» **Task requirements**: Extract the stretch of lines that starts at the line with "Convert this screenshot" and ends at the last line of the data below. Give it exactly, without pictures.

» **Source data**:

★ ★ ★ ★ ★

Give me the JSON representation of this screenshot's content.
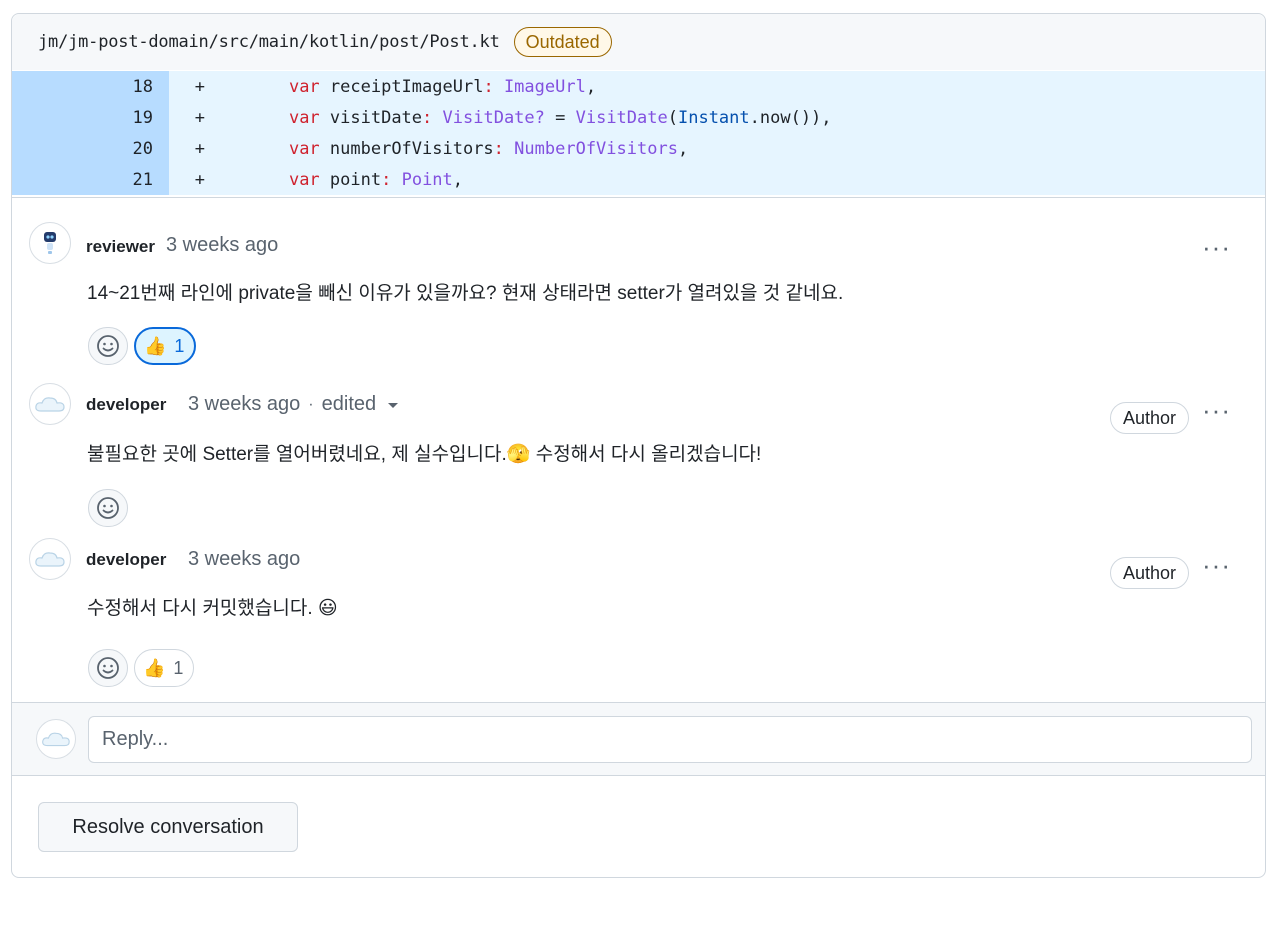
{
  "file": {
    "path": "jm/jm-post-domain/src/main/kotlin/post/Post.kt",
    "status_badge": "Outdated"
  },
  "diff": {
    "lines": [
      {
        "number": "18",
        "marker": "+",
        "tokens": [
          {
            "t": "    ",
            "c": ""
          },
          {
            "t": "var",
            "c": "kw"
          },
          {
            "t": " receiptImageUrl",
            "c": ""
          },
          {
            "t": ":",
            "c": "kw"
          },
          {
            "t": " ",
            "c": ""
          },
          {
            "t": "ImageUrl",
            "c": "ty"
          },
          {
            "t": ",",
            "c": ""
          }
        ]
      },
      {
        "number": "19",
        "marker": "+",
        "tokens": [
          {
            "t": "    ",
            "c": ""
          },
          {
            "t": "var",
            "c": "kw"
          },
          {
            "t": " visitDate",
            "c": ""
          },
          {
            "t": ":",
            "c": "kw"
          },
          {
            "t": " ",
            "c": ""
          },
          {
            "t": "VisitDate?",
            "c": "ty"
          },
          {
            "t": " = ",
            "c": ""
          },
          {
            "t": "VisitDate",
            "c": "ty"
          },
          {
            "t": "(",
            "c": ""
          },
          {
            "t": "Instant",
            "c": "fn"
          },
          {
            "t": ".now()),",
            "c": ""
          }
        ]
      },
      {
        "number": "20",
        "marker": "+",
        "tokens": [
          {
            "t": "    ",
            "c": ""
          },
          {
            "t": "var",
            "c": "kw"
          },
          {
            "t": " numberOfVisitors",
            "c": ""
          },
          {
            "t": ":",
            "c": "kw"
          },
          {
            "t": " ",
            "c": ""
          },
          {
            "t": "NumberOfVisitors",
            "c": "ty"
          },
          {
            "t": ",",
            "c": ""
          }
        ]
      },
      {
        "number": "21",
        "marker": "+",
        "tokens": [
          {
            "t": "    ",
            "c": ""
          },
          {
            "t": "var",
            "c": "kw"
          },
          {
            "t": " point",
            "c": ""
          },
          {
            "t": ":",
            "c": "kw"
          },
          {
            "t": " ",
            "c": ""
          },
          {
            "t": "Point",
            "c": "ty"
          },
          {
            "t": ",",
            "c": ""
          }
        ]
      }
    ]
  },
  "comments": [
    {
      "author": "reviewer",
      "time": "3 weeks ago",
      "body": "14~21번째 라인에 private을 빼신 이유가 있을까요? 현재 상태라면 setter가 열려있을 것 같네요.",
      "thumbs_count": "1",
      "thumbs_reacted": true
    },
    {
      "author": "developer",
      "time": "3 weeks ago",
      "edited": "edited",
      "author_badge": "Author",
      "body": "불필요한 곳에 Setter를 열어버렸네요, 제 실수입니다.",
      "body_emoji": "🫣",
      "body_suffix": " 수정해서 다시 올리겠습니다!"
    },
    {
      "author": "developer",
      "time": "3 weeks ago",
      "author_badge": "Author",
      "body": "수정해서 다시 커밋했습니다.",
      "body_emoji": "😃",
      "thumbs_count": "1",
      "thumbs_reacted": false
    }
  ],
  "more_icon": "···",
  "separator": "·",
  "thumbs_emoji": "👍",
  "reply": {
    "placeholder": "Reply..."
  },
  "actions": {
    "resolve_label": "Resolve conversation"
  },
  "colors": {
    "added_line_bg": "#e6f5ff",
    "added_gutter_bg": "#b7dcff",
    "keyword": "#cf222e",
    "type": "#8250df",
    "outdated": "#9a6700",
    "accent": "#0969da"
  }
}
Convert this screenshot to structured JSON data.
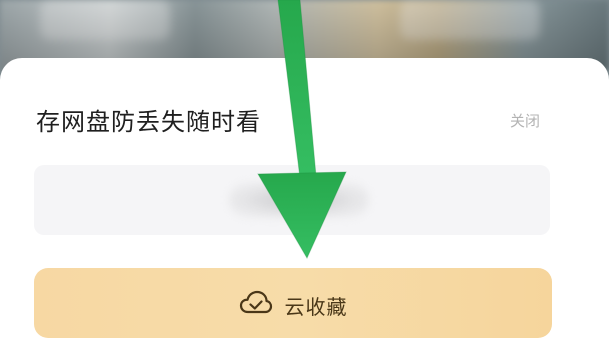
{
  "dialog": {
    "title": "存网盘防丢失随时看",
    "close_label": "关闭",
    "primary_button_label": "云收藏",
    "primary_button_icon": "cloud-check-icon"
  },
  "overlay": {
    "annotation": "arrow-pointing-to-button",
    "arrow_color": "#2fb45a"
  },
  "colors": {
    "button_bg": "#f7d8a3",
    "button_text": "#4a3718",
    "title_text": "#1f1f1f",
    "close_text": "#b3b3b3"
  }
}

★ ★ ★ ★ ★

» **Answer for the task**:
Convert this screenshot to structured JSON data.
{
  "dialog": {
    "title": "存网盘防丢失随时看",
    "close_label": "关闭",
    "primary_button_label": "云收藏",
    "primary_button_icon": "cloud-check-icon"
  },
  "overlay": {
    "annotation": "arrow-pointing-to-button",
    "arrow_color": "#2fb45a"
  },
  "colors": {
    "button_bg": "#f7d8a3",
    "button_text": "#4a3718",
    "title_text": "#1f1f1f",
    "close_text": "#b3b3b3"
  }
}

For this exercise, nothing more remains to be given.